Given exercise:
Report how many lines in the listing below contain the word "точка". Give only the number.

Task input:
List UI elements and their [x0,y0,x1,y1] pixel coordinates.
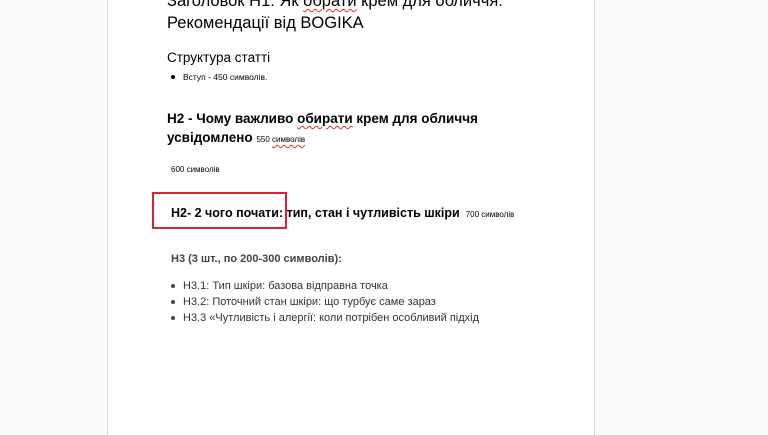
h2a-prefix: H2 - Чому важливо [167,111,298,126]
h2a-char-count: 550 символів [256,135,305,144]
document-page[interactable]: Заголовок H1: Як обрати крем для обличчя… [107,0,595,435]
char-count-note[interactable]: 600 символів [171,165,220,174]
document-canvas: Заголовок H1: Як обрати крем для обличчя… [0,0,768,435]
bullet-icon [171,284,175,288]
list-item[interactable]: H3.3 «Чутливість і алергії: коли потрібе… [167,310,479,326]
document-title[interactable]: Заголовок H1: Як обрати крем для обличчя… [167,0,587,34]
bullet-icon [171,75,175,79]
h2b-text: H2- 2 чого почати: тип, стан і чутливіст… [171,206,460,220]
h3-item-text: H3.2: Поточний стан шкіри: що турбує сам… [183,296,436,308]
title-line2: Рекомендації від BOGIKA [167,14,364,32]
title-line1-prefix: Заголовок H1: Як [167,0,304,10]
h3-item-text: H3.1: Тип шкіри: базова відправна точка [183,280,388,292]
h2-heading-where-to-start[interactable]: H2- 2 чого почати: тип, стан і чутливіст… [171,206,514,220]
h2a-count-word[interactable]: символів [272,135,305,144]
structure-label[interactable]: Структура статті [167,50,270,65]
intro-bullet-text: Вступ - 450 символів. [183,72,268,82]
bullet-icon [171,316,175,320]
title-line1-suffix: крем для обличчя: [356,0,503,10]
h3-bullet-list: H3.1: Тип шкіри: базова відправна точка … [167,278,479,326]
list-item[interactable]: Вступ - 450 символів. [167,70,267,84]
bullet-icon [171,300,175,304]
h2b-char-count: 700 символів [465,210,515,219]
h3-item-text: H3.3 «Чутливість і алергії: коли потрібе… [183,312,479,324]
h2a-misspelled-word[interactable]: обирати [297,111,353,126]
list-item[interactable]: H3.2: Поточний стан шкіри: що турбує сам… [167,294,479,310]
title-misspelled-word[interactable]: обрати [303,0,356,10]
intro-bullet-list: Вступ - 450 символів. [167,70,267,84]
list-item[interactable]: H3.1: Тип шкіри: базова відправна точка [167,278,479,294]
h2-heading-why-choose[interactable]: H2 - Чому важливо обирати крем для облич… [167,109,517,149]
h3-heading[interactable]: H3 (3 шт., по 200-300 символів): [171,253,342,265]
h2a-count-number: 550 [256,135,273,144]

Full answer:
3